What is required »
Report how many lines in the records below contain the word "protein". Nothing else belongs in the answer.

Data entries for graphics

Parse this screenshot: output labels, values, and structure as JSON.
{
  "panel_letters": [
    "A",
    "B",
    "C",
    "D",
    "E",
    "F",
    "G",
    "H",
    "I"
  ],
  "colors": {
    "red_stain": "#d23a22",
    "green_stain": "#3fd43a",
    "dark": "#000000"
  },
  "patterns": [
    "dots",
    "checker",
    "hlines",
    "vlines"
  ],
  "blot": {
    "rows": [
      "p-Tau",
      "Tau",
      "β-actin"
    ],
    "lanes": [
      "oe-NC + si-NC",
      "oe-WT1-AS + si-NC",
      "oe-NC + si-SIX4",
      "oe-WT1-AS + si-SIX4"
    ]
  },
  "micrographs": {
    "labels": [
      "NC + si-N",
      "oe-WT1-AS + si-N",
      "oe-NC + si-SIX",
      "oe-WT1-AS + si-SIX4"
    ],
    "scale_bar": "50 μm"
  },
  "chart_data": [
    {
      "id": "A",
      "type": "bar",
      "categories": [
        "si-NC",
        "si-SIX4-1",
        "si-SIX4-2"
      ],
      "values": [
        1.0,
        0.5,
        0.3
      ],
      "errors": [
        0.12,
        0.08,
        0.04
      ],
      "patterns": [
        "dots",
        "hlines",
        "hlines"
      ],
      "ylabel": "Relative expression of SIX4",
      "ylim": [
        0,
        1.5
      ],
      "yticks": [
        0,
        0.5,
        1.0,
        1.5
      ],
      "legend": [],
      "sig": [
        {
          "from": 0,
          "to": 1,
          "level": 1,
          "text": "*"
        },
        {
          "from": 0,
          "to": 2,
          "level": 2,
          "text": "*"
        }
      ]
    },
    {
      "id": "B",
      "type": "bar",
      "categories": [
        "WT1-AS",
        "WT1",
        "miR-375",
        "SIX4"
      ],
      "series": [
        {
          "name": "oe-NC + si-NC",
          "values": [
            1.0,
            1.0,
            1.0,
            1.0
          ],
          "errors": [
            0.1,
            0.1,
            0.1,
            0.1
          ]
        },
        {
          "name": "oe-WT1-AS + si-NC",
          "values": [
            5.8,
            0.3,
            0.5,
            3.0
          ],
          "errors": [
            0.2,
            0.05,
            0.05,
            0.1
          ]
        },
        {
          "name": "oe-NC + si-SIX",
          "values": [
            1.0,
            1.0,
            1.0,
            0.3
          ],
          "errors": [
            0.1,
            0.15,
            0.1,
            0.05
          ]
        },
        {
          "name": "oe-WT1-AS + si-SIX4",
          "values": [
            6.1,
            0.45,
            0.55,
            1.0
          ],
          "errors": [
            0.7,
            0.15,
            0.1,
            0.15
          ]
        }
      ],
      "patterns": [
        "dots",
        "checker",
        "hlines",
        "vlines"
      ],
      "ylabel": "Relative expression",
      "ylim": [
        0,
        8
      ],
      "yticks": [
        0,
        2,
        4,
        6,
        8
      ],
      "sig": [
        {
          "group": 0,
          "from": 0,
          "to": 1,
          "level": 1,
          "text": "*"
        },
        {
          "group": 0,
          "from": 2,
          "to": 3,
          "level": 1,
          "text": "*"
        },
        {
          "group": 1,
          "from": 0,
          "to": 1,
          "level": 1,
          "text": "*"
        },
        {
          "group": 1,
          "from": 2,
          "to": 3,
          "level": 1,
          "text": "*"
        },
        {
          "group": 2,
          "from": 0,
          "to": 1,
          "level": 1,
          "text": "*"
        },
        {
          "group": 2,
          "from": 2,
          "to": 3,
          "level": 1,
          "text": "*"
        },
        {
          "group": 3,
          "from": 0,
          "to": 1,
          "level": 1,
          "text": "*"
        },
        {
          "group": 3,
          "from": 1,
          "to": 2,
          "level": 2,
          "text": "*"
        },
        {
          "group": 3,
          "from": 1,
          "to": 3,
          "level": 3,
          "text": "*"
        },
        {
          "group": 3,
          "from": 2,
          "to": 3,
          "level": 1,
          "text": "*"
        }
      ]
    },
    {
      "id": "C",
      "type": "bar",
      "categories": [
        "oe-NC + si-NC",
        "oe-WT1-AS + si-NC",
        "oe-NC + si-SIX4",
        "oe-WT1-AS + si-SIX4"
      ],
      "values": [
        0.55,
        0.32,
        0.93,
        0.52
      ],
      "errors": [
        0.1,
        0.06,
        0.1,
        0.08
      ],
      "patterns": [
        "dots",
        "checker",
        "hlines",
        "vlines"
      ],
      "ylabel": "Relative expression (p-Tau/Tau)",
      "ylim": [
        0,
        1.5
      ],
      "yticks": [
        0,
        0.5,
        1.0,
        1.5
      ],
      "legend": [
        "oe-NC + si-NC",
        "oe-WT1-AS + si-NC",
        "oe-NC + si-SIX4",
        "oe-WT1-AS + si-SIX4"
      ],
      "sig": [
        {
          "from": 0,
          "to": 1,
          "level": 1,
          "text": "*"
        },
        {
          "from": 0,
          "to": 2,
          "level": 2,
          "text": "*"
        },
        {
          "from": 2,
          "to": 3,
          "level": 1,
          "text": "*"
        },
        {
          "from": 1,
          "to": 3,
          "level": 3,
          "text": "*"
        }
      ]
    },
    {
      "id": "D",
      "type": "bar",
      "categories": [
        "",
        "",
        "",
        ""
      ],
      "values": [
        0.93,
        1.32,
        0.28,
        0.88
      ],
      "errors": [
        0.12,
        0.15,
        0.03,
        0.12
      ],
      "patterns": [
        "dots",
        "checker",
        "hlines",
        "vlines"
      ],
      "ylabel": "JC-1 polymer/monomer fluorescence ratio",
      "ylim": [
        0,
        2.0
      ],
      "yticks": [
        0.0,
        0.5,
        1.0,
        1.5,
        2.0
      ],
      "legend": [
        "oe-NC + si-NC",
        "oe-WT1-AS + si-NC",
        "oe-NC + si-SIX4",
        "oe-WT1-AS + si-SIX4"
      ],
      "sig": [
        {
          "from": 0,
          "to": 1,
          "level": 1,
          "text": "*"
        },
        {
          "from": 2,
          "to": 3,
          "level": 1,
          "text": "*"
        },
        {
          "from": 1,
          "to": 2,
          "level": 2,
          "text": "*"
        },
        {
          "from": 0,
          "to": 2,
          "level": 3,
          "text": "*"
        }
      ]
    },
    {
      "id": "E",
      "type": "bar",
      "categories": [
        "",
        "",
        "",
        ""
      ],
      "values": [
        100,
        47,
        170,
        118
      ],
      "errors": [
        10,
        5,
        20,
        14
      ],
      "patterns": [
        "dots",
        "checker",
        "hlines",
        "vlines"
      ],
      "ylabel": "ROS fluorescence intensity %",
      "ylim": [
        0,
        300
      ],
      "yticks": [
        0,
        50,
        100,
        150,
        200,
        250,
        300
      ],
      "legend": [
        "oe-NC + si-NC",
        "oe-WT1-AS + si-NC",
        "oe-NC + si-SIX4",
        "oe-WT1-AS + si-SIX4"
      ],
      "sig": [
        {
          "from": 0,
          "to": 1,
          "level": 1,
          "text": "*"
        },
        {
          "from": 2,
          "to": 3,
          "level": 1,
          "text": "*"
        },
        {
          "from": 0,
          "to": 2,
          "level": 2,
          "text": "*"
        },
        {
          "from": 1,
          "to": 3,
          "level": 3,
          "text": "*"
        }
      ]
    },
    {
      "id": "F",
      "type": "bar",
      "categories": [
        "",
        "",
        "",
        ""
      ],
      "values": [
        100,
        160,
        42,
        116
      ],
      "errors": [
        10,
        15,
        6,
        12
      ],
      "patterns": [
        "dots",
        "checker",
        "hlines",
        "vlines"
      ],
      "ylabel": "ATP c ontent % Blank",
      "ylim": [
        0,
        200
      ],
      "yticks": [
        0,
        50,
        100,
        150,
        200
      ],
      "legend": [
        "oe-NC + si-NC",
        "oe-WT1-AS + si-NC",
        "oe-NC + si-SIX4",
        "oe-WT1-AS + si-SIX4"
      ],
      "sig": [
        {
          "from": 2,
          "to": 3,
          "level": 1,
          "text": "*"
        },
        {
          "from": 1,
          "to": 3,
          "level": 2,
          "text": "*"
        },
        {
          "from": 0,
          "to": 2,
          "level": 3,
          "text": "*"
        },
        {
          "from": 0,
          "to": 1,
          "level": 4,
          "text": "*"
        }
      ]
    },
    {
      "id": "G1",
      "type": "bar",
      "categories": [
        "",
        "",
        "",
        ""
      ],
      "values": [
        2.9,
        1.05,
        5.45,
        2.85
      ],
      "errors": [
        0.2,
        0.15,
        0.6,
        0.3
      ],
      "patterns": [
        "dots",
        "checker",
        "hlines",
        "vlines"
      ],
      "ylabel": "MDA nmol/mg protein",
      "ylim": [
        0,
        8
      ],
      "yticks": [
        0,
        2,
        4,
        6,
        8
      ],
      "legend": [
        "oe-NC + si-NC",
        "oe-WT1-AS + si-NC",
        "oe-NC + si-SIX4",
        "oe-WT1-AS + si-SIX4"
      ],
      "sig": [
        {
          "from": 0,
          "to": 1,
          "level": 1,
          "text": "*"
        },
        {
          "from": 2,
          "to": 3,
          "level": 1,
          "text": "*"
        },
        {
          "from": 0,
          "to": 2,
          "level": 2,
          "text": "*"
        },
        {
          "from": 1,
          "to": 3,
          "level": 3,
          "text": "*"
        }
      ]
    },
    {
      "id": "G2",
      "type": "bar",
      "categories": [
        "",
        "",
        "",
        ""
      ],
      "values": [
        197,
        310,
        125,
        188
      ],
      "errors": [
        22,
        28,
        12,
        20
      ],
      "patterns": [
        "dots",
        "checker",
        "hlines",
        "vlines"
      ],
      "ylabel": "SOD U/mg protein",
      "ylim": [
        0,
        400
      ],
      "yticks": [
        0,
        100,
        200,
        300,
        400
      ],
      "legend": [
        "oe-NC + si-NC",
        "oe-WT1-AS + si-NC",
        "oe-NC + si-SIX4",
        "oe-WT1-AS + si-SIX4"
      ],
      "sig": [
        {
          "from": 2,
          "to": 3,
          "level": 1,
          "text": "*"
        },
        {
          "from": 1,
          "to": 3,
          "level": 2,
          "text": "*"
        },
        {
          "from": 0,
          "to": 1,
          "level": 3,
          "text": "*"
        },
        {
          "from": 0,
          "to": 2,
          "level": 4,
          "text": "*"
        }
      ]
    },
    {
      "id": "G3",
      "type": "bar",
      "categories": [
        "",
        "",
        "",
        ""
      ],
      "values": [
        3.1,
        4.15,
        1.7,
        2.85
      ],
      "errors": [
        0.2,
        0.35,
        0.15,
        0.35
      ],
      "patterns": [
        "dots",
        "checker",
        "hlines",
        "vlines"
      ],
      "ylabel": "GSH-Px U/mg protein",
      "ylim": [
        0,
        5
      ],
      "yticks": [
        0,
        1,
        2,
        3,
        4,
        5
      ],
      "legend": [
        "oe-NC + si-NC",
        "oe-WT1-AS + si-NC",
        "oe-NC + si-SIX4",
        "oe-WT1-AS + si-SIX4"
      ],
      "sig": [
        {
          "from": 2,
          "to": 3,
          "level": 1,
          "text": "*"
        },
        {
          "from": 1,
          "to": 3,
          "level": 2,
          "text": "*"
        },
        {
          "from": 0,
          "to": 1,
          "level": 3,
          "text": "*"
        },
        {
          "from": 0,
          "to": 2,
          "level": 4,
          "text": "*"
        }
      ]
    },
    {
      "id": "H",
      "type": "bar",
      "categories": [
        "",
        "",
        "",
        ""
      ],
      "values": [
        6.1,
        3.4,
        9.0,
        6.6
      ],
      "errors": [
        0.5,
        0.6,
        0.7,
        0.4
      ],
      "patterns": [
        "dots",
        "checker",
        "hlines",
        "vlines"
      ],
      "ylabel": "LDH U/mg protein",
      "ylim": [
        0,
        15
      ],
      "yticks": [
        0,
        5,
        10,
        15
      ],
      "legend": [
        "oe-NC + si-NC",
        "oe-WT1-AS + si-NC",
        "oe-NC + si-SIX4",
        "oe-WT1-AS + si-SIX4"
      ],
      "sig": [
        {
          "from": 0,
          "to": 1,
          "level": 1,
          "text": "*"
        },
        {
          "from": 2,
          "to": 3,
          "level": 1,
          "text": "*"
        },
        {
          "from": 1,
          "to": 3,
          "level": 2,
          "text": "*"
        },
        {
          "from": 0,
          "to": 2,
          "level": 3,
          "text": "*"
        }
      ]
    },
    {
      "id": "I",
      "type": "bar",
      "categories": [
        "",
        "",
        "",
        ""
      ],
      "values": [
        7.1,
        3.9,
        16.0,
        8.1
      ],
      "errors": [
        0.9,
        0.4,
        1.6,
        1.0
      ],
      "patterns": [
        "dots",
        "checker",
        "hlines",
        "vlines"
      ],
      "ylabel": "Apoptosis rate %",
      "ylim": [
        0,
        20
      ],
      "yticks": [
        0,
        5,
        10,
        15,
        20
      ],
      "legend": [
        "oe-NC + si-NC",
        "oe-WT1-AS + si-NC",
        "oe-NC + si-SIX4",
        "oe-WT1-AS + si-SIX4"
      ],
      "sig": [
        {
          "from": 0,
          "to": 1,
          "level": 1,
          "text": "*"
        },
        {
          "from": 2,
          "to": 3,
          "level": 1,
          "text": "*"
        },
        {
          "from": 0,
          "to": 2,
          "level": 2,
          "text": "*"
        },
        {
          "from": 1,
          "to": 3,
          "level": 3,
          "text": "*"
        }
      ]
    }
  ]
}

Task answer »
4